TEXT SECTION -
********
At baseline, basic information, medical history and vital signs were recorded. Laboratory tests were also conducted, including a 12-lead electrocardiogram (ECG). Laboratory tests included the following items: infectious diseases tests, blood routine, urinalysis, hepatic function, renal function, fasting plasma glucose, blood lipids, coagulation function and immunology. During the treatment period, the melted drug was shaken to mix and administered alternately through the left and right nasal cavities, where it was sprayed about once a minute for 10 min. The time of the beginning and ending was recorded, as well as vital signs, symptoms of adverse effects (AEs) or serious AEs (SAEs). Laboratory tests (excluding tests for infectious diseases) and ECG were performed at the end of the 8th treatment (4 weeks), 24th treatment (12 weeks) and at the first follow-up visit (16 weeks). All participants accepted cognitive examinations and an evaluation for quality of life at the baseline, after 24 treatments (12 weeks) and during the follow-up period (16 weeks, 24 weeks, 36 weeks, 48 weeks) (figure 2).

Figure 2

Flowchart and specific visits for each participant. ECG, electrocardiogram;PET, positron emission tomography.
********
EXERCISE TASKS -
[A] The clinical trial passage says that participants took cognitive examinations and a quality-of-life evaluation. List every time point at which this was done.
[B] Write the next part of the clinical trial passage, starting after its final sentence.

LISTED RECORDS -
********
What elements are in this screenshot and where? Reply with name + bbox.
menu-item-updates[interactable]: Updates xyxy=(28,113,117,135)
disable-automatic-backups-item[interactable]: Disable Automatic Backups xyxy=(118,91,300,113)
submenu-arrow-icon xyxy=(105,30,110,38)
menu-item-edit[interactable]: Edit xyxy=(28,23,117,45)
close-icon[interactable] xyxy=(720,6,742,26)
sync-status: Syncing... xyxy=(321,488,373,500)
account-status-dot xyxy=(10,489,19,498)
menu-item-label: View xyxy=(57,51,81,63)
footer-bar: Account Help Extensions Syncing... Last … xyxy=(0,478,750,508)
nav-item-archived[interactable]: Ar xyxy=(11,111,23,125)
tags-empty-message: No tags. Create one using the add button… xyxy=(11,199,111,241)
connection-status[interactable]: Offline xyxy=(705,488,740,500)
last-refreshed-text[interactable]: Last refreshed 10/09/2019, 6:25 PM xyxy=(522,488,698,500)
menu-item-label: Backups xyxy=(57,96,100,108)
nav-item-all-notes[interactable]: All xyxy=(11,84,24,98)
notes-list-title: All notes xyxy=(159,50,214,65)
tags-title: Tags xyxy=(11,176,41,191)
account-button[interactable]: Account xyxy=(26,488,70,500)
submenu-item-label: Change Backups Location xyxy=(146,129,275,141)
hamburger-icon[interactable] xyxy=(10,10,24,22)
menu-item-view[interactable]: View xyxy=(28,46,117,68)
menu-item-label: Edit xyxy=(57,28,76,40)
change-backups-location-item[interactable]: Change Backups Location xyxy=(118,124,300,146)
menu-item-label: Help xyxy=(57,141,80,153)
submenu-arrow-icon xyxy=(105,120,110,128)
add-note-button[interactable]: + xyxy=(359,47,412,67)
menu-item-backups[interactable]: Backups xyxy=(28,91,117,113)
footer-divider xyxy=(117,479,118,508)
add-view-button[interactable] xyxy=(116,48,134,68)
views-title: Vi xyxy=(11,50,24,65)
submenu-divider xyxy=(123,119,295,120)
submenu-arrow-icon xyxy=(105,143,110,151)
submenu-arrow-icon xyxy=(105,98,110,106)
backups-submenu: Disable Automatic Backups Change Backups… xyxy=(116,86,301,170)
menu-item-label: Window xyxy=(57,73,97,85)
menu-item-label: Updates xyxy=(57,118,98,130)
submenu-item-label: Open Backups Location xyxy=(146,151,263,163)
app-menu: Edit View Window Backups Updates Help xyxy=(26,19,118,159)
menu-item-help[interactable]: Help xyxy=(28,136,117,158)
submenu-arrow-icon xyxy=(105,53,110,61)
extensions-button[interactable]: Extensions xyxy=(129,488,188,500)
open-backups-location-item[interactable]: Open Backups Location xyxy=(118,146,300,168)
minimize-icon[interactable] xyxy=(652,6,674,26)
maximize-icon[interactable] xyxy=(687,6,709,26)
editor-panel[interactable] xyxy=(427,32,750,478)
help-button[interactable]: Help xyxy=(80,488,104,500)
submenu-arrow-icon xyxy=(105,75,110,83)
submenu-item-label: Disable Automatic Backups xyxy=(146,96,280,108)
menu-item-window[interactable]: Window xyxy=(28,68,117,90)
********
ANSWERS PER TASK -
[A]
- Baseline
- After 24 treatments (12 weeks)
- 16 weeks (follow-up)
- 24 weeks (follow-up)
- 36 weeks (follow-up)
- 48 weeks (follow-up)

[B]
Participants

All participants were enrolled from the Memory Clinic of Neurology Department and informed consent was obtained. Each participant should meet all items of the following criteria: (1) ≥50 years; (2) diagnosed with mild or moderate AD, according to the recommendations from the National Institute on Aging and Alzheimer’s Association 201118 and the updated research framework in 201819; (3) suspension of cognitive-enhancing drugs and marketed therapeutic drugs such as ginkgo, high-dose of vitamin E, lecithin, oestrogen, non-steroidal anti-inflammatory drugs, donepezil, memantine, and so on.

Subjects were excluded if any of the following conditions were present: (1) suffering from severe and poorly controlled concomitant diseases or with severe allergic constitution; (2) diagnosis of severe depression or other psychiatric disorders or neurological diseases; (3) MRI contraindications; (4) participation in any other clinical trial within 6 months. Detailed inclusion and exclusion criteria were listed in online supplemental materials.

Outcome measures

The safety of the ahaMSCs-Exos administration was assessed at baseline, and 4, 12, 16 weeks after the first treatment, based on vital signs, clinical laboratory tests, AEs and SAEs.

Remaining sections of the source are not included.